» To do:
Lift every line from the entries that includes the word "elderly".

......

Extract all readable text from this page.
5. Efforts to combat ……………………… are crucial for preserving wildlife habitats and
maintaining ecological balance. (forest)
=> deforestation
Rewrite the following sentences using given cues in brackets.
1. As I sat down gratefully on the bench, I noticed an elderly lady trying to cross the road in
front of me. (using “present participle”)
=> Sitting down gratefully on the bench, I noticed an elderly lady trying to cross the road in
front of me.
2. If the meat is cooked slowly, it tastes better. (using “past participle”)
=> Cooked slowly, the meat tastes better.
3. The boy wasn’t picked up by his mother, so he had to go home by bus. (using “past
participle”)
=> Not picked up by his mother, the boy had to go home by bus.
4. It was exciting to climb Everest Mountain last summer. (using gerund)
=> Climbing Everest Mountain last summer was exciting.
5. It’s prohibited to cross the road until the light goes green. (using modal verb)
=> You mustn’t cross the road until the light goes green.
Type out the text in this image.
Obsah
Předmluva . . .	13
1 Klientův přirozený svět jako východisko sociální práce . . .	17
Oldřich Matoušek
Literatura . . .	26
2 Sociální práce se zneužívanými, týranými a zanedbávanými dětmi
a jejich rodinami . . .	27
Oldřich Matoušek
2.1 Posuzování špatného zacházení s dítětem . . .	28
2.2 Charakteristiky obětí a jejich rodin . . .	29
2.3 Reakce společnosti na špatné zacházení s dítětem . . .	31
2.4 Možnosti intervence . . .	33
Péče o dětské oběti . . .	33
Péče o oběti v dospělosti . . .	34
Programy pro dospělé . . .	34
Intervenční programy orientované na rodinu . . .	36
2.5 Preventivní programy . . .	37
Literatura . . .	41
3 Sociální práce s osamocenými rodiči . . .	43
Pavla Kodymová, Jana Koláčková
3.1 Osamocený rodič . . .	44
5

......

» Answer to the exercise:
1. As I sat down gratefully on the bench, I noticed an elderly lady trying to cross the road in
=> Sitting down gratefully on the bench, I noticed an elderly lady trying to cross the road in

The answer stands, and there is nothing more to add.